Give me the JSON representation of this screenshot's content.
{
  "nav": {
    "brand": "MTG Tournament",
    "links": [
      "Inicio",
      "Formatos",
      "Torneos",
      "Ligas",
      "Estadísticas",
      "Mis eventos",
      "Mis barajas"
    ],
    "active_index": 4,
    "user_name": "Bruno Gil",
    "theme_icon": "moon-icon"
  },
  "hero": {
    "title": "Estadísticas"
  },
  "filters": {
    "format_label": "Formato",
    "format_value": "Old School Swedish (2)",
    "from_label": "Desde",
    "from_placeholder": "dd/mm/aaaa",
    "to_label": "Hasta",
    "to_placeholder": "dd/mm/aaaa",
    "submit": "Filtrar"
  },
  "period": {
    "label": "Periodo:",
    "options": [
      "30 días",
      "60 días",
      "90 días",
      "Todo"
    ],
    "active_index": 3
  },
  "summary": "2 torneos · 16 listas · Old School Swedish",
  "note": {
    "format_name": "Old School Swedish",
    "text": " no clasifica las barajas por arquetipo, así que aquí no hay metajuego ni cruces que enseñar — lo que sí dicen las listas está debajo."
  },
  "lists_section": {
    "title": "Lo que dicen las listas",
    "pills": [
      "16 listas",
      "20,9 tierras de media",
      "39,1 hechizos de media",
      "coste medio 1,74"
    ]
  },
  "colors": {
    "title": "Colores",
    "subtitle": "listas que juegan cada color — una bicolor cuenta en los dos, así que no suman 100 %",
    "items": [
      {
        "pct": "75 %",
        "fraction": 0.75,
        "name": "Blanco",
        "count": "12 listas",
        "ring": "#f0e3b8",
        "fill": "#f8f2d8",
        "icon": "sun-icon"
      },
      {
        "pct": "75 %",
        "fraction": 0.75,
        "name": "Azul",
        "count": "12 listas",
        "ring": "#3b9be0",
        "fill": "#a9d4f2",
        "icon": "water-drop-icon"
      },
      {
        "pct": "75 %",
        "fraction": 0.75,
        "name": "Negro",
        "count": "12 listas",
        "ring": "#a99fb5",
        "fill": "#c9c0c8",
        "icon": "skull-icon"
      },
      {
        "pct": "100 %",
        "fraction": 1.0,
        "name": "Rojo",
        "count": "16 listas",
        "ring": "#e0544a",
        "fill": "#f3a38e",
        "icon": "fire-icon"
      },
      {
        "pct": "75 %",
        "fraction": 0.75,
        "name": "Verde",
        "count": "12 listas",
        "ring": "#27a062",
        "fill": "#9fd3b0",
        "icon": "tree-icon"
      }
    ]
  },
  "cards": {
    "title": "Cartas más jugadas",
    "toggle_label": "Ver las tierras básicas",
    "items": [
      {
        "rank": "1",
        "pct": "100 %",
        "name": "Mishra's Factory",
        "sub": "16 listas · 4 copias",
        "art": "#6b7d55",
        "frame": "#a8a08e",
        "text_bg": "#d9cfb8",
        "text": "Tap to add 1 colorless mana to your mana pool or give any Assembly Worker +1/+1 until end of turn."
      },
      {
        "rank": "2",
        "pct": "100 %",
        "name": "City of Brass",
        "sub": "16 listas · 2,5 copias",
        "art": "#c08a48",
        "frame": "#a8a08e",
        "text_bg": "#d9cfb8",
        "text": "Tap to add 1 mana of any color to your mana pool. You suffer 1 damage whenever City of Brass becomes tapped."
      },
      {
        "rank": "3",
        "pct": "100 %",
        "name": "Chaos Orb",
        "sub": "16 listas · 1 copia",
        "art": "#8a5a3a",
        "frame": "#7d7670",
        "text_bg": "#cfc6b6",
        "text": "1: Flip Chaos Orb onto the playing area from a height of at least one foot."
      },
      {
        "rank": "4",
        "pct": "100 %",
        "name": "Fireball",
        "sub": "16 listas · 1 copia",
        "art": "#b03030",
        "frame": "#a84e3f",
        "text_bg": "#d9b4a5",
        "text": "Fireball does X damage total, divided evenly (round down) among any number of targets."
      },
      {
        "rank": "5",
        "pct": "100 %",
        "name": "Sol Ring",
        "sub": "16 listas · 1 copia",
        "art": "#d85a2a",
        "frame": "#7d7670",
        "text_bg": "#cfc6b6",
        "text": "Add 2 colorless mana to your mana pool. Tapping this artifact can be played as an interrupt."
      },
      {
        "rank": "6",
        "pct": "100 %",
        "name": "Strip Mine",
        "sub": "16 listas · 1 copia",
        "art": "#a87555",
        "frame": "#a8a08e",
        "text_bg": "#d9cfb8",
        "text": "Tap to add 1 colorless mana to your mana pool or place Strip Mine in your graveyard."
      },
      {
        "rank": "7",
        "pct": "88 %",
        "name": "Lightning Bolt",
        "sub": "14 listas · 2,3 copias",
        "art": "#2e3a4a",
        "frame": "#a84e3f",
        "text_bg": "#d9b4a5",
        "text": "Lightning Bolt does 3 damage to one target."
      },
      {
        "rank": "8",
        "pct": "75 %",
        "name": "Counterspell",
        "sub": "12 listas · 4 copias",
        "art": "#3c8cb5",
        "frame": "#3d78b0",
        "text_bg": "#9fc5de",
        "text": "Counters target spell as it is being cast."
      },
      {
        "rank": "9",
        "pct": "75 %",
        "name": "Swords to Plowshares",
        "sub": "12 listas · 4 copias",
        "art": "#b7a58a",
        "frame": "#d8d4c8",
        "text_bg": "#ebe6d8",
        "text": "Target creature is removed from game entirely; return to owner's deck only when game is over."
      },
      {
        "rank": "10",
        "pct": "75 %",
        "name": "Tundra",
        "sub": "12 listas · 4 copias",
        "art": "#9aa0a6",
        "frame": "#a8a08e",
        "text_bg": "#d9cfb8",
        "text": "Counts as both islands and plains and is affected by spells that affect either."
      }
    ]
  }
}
-.-.-
Exercise
Reproduce the data, keeping every line exactly the same.

Answer for the task
Give me the JSON representation of this screenshot's content.
{
  "nav": {
    "brand": "MTG Tournament",
    "links": [
      "Inicio",
      "Formatos",
      "Torneos",
      "Ligas",
      "Estadísticas",
      "Mis eventos",
      "Mis barajas"
    ],
    "active_index": 4,
    "user_name": "Bruno Gil",
    "theme_icon": "moon-icon"
  },
  "hero": {
    "title": "Estadísticas"
  },
  "filters": {
    "format_label": "Formato",
    "format_value": "Old School Swedish (2)",
    "from_label": "Desde",
    "from_placeholder": "dd/mm/aaaa",
    "to_label": "Hasta",
    "to_placeholder": "dd/mm/aaaa",
    "submit": "Filtrar"
  },
  "period": {
    "label": "Periodo:",
    "options": [
      "30 días",
      "60 días",
      "90 días",
      "Todo"
    ],
    "active_index": 3
  },
  "summary": "2 torneos · 16 listas · Old School Swedish",
  "note": {
    "format_name": "Old School Swedish",
    "text": " no clasifica las barajas por arquetipo, así que aquí no hay metajuego ni cruces que enseñar — lo que sí dicen las listas está debajo."
  },
  "lists_section": {
    "title": "Lo que dicen las listas",
    "pills": [
      "16 listas",
      "20,9 tierras de media",
      "39,1 hechizos de media",
      "coste medio 1,74"
    ]
  },
  "colors": {
    "title": "Colores",
    "subtitle": "listas que juegan cada color — una bicolor cuenta en los dos, así que no suman 100 %",
    "items": [
      {
        "pct": "75 %",
        "fraction": 0.75,
        "name": "Blanco",
        "count": "12 listas",
        "ring": "#f0e3b8",
        "fill": "#f8f2d8",
        "icon": "sun-icon"
      },
      {
        "pct": "75 %",
        "fraction": 0.75,
        "name": "Azul",
        "count": "12 listas",
        "ring": "#3b9be0",
        "fill": "#a9d4f2",
        "icon": "water-drop-icon"
      },
      {
        "pct": "75 %",
        "fraction": 0.75,
        "name": "Negro",
        "count": "12 listas",
        "ring": "#a99fb5",
        "fill": "#c9c0c8",
        "icon": "skull-icon"
      },
      {
        "pct": "100 %",
        "fraction": 1.0,
        "name": "Rojo",
        "count": "16 listas",
        "ring": "#e0544a",
        "fill": "#f3a38e",
        "icon": "fire-icon"
      },
      {
        "pct": "75 %",
        "fraction": 0.75,
        "name": "Verde",
        "count": "12 listas",
        "ring": "#27a062",
        "fill": "#9fd3b0",
        "icon": "tree-icon"
      }
    ]
  },
  "cards": {
    "title": "Cartas más jugadas",
    "toggle_label": "Ver las tierras básicas",
    "items": [
      {
        "rank": "1",
        "pct": "100 %",
        "name": "Mishra's Factory",
        "sub": "16 listas · 4 copias",
        "art": "#6b7d55",
        "frame": "#a8a08e",
        "text_bg": "#d9cfb8",
        "text": "Tap to add 1 colorless mana to your mana pool or give any Assembly Worker +1/+1 until end of turn."
      },
      {
        "rank": "2",
        "pct": "100 %",
        "name": "City of Brass",
        "sub": "16 listas · 2,5 copias",
        "art": "#c08a48",
        "frame": "#a8a08e",
        "text_bg": "#d9cfb8",
        "text": "Tap to add 1 mana of any color to your mana pool. You suffer 1 damage whenever City of Brass becomes tapped."
      },
      {
        "rank": "3",
        "pct": "100 %",
        "name": "Chaos Orb",
        "sub": "16 listas · 1 copia",
        "art": "#8a5a3a",
        "frame": "#7d7670",
        "text_bg": "#cfc6b6",
        "text": "1: Flip Chaos Orb onto the playing area from a height of at least one foot."
      },
      {
        "rank": "4",
        "pct": "100 %",
        "name": "Fireball",
        "sub": "16 listas · 1 copia",
        "art": "#b03030",
        "frame": "#a84e3f",
        "text_bg": "#d9b4a5",
        "text": "Fireball does X damage total, divided evenly (round down) among any number of targets."
      },
      {
        "rank": "5",
        "pct": "100 %",
        "name": "Sol Ring",
        "sub": "16 listas · 1 copia",
        "art": "#d85a2a",
        "frame": "#7d7670",
        "text_bg": "#cfc6b6",
        "text": "Add 2 colorless mana to your mana pool. Tapping this artifact can be played as an interrupt."
      },
      {
        "rank": "6",
        "pct": "100 %",
        "name": "Strip Mine",
        "sub": "16 listas · 1 copia",
        "art": "#a87555",
        "frame": "#a8a08e",
        "text_bg": "#d9cfb8",
        "text": "Tap to add 1 colorless mana to your mana pool or place Strip Mine in your graveyard."
      },
      {
        "rank": "7",
        "pct": "88 %",
        "name": "Lightning Bolt",
        "sub": "14 listas · 2,3 copias",
        "art": "#2e3a4a",
        "frame": "#a84e3f",
        "text_bg": "#d9b4a5",
        "text": "Lightning Bolt does 3 damage to one target."
      },
      {
        "rank": "8",
        "pct": "75 %",
        "name": "Counterspell",
        "sub": "12 listas · 4 copias",
        "art": "#3c8cb5",
        "frame": "#3d78b0",
        "text_bg": "#9fc5de",
        "text": "Counters target spell as it is being cast."
      },
      {
        "rank": "9",
        "pct": "75 %",
        "name": "Swords to Plowshares",
        "sub": "12 listas · 4 copias",
        "art": "#b7a58a",
        "frame": "#d8d4c8",
        "text_bg": "#ebe6d8",
        "text": "Target creature is removed from game entirely; return to owner's deck only when game is over."
      },
      {
        "rank": "10",
        "pct": "75 %",
        "name": "Tundra",
        "sub": "12 listas · 4 copias",
        "art": "#9aa0a6",
        "frame": "#a8a08e",
        "text_bg": "#d9cfb8",
        "text": "Counts as both islands and plains and is affected by spells that affect either."
      }
    ]
  }
}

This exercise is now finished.